# THE EXERCISE:
Each entry below must be repeated exactly, with pictures left out.

Some records
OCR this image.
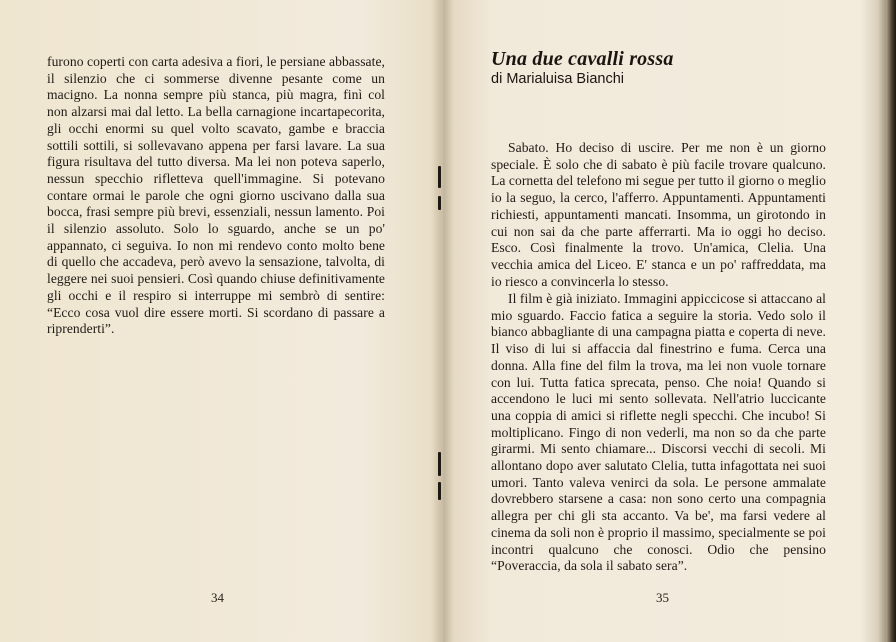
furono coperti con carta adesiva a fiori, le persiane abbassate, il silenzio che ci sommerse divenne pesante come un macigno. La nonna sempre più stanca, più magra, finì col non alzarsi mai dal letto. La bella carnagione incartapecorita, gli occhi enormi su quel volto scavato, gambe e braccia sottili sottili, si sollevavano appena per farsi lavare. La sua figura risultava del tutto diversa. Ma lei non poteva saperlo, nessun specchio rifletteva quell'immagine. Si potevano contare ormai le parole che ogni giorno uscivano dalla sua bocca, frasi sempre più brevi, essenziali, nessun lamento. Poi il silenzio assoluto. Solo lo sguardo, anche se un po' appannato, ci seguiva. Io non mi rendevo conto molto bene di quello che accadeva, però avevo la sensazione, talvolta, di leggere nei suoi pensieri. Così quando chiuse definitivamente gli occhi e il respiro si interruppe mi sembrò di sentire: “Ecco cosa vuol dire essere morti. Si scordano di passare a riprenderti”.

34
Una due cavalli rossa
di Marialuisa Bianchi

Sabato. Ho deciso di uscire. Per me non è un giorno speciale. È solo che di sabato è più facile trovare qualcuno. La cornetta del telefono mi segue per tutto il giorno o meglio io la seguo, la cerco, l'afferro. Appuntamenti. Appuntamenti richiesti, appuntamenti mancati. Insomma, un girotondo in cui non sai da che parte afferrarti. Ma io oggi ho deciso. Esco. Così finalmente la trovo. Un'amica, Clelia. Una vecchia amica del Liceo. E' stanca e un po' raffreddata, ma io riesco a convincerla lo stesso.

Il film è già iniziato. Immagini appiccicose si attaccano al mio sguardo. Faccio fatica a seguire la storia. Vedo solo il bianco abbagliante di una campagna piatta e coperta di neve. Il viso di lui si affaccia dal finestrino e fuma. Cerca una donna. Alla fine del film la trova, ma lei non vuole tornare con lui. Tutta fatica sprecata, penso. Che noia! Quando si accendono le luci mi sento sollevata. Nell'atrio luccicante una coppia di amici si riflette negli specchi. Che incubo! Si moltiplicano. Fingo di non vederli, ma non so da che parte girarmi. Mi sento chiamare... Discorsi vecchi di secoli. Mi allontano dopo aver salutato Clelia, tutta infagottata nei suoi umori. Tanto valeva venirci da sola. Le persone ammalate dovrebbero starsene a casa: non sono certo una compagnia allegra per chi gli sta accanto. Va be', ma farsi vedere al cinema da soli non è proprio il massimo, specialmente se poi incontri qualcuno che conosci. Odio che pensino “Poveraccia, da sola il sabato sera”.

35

# COMPLETE ANSWER:
OCR this image.
furono coperti con carta adesiva a fiori, le persiane abbassate, il silenzio che ci sommerse divenne pesante come un macigno. La nonna sempre più stanca, più magra, finì col non alzarsi mai dal letto. La bella carnagione incartapecorita, gli occhi enormi su quel volto scavato, gambe e braccia sottili sottili, si sollevavano appena per farsi lavare. La sua figura risultava del tutto diversa. Ma lei non poteva saperlo, nessun specchio rifletteva quell'immagine. Si potevano contare ormai le parole che ogni giorno uscivano dalla sua bocca, frasi sempre più brevi, essenziali, nessun lamento. Poi il silenzio assoluto. Solo lo sguardo, anche se un po' appannato, ci seguiva. Io non mi rendevo conto molto bene di quello che accadeva, però avevo la sensazione, talvolta, di leggere nei suoi pensieri. Così quando chiuse definitivamente gli occhi e il respiro si interruppe mi sembrò di sentire: “Ecco cosa vuol dire essere morti. Si scordano di passare a riprenderti”.

34
Una due cavalli rossa
di Marialuisa Bianchi

Sabato. Ho deciso di uscire. Per me non è un giorno speciale. È solo che di sabato è più facile trovare qualcuno. La cornetta del telefono mi segue per tutto il giorno o meglio io la seguo, la cerco, l'afferro. Appuntamenti. Appuntamenti richiesti, appuntamenti mancati. Insomma, un girotondo in cui non sai da che parte afferrarti. Ma io oggi ho deciso. Esco. Così finalmente la trovo. Un'amica, Clelia. Una vecchia amica del Liceo. E' stanca e un po' raffreddata, ma io riesco a convincerla lo stesso.

Il film è già iniziato. Immagini appiccicose si attaccano al mio sguardo. Faccio fatica a seguire la storia. Vedo solo il bianco abbagliante di una campagna piatta e coperta di neve. Il viso di lui si affaccia dal finestrino e fuma. Cerca una donna. Alla fine del film la trova, ma lei non vuole tornare con lui. Tutta fatica sprecata, penso. Che noia! Quando si accendono le luci mi sento sollevata. Nell'atrio luccicante una coppia di amici si riflette negli specchi. Che incubo! Si moltiplicano. Fingo di non vederli, ma non so da che parte girarmi. Mi sento chiamare... Discorsi vecchi di secoli. Mi allontano dopo aver salutato Clelia, tutta infagottata nei suoi umori. Tanto valeva venirci da sola. Le persone ammalate dovrebbero starsene a casa: non sono certo una compagnia allegra per chi gli sta accanto. Va be', ma farsi vedere al cinema da soli non è proprio il massimo, specialmente se poi incontri qualcuno che conosci. Odio che pensino “Poveraccia, da sola il sabato sera”.

35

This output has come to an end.